▶ [Requirement] What is the number of lines holding the word "existência"? Give that number alone.
-------- Provided records --------
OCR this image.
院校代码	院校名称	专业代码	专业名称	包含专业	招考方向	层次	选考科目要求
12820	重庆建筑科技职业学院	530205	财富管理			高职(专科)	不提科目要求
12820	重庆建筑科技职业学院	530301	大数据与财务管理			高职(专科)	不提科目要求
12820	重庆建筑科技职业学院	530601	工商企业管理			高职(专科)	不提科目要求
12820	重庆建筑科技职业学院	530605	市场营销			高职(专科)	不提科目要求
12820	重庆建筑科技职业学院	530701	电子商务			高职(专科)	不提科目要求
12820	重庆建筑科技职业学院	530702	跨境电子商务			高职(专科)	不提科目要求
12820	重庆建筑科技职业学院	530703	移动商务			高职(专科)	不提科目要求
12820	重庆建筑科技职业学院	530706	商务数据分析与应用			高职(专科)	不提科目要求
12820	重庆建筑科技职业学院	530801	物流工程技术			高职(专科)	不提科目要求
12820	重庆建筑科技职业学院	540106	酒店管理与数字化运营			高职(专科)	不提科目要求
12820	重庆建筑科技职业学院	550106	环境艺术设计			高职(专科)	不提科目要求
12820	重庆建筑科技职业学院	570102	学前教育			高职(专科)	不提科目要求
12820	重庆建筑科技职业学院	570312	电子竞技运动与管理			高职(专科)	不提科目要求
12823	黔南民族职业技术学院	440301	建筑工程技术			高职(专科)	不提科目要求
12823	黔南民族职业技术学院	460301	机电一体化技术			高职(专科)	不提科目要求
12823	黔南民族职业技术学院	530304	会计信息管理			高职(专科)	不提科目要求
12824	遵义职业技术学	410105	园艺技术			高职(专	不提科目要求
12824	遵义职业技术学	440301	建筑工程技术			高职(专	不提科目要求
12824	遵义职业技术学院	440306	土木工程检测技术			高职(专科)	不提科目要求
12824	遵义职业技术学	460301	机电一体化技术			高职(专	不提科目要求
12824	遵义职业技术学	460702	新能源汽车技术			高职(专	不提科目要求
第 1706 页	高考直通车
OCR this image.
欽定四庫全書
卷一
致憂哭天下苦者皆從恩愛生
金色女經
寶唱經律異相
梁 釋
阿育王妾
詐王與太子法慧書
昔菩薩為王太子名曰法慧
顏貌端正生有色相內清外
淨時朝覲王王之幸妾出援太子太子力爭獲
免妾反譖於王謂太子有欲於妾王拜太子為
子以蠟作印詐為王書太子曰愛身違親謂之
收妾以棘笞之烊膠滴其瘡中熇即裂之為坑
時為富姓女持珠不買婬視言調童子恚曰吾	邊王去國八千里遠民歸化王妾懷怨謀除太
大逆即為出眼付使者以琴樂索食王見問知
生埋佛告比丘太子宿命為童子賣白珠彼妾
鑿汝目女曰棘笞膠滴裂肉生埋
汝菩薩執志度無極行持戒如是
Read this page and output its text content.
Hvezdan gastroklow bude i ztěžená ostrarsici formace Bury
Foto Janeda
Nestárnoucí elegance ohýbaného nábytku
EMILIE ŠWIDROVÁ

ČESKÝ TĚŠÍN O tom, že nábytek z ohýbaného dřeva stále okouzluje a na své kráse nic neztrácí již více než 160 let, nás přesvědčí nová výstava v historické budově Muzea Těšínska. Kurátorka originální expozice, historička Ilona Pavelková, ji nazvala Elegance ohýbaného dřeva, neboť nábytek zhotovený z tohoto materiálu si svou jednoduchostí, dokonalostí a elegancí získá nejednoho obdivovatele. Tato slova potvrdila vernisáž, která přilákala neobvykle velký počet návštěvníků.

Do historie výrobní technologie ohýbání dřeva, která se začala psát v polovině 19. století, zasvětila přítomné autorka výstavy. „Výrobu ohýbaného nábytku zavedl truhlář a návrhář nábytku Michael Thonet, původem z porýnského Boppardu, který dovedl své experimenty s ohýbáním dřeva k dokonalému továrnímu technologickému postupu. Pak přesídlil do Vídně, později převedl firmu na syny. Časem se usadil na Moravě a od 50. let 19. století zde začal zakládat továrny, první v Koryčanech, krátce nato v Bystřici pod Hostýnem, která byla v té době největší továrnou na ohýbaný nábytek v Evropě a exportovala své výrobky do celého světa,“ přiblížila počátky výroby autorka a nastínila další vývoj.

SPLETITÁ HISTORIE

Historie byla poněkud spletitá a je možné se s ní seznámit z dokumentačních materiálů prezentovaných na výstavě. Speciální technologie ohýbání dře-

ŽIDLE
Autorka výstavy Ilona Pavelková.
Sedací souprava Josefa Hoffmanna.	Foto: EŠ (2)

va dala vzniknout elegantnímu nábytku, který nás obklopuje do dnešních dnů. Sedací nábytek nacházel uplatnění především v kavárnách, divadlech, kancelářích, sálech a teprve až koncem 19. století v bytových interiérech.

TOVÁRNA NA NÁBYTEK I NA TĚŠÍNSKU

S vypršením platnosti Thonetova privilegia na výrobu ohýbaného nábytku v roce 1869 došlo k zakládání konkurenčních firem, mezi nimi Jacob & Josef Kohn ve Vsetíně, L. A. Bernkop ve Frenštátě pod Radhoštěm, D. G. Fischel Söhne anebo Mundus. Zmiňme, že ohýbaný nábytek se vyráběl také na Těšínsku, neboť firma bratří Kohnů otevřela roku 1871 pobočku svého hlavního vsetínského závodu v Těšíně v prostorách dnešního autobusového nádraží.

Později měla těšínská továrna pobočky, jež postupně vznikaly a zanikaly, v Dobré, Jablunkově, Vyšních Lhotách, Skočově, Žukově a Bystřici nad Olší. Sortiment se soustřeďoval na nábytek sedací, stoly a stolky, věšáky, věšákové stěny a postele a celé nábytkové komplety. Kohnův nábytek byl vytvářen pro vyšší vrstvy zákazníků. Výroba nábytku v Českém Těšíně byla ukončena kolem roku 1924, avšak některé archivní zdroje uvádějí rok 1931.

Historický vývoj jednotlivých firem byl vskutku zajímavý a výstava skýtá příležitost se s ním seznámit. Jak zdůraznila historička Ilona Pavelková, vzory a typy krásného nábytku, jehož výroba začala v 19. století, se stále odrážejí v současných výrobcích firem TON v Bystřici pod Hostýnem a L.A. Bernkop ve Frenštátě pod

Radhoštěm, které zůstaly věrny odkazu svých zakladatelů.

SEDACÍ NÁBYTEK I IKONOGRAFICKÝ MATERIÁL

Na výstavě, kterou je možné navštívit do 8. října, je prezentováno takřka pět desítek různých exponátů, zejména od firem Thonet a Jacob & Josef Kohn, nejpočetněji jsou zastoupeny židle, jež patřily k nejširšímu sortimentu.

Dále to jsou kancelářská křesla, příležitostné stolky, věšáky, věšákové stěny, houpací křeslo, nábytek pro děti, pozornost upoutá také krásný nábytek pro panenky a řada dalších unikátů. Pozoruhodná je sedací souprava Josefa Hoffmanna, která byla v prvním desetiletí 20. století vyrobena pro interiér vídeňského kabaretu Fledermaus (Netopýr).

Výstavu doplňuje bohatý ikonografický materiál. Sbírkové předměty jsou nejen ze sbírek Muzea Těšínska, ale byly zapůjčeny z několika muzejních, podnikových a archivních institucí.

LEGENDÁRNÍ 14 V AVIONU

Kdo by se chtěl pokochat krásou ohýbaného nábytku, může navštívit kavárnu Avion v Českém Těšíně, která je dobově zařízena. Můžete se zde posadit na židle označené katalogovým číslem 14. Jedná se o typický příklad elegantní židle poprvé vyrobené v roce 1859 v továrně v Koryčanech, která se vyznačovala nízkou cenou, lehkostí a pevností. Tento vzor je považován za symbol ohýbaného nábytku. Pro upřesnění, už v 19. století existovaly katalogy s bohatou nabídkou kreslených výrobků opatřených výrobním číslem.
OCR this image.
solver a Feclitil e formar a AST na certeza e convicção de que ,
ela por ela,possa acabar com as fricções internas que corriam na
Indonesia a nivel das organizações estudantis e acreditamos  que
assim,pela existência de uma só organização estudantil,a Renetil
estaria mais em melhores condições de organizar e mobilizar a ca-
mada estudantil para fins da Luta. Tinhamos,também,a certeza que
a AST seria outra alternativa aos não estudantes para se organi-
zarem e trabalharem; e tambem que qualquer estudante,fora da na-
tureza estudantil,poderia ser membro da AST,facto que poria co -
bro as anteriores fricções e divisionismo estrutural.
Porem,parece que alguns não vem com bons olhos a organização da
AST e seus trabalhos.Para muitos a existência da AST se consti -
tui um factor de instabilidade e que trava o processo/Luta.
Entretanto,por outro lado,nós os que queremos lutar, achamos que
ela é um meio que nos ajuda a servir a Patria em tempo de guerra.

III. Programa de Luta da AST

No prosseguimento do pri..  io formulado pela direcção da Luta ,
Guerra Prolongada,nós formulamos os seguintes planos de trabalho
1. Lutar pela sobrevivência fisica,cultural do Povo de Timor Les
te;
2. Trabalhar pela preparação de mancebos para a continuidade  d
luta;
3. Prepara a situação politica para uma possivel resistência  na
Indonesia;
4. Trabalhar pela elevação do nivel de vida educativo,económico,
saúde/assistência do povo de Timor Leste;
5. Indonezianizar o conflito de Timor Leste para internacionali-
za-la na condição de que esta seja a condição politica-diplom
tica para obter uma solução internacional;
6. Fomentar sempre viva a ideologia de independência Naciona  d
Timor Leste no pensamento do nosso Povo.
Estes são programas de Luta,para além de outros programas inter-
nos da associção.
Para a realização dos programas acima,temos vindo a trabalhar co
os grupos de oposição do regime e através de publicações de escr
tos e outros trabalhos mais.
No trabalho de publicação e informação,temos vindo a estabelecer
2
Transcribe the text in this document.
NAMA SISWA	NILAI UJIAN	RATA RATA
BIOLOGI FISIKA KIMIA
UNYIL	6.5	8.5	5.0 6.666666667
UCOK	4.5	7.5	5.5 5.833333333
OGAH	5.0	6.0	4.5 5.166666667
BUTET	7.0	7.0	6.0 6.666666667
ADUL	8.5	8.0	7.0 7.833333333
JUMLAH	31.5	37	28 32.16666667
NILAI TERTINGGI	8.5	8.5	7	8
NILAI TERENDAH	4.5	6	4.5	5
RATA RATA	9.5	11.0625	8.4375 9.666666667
--------
▶ [Correct answer] 2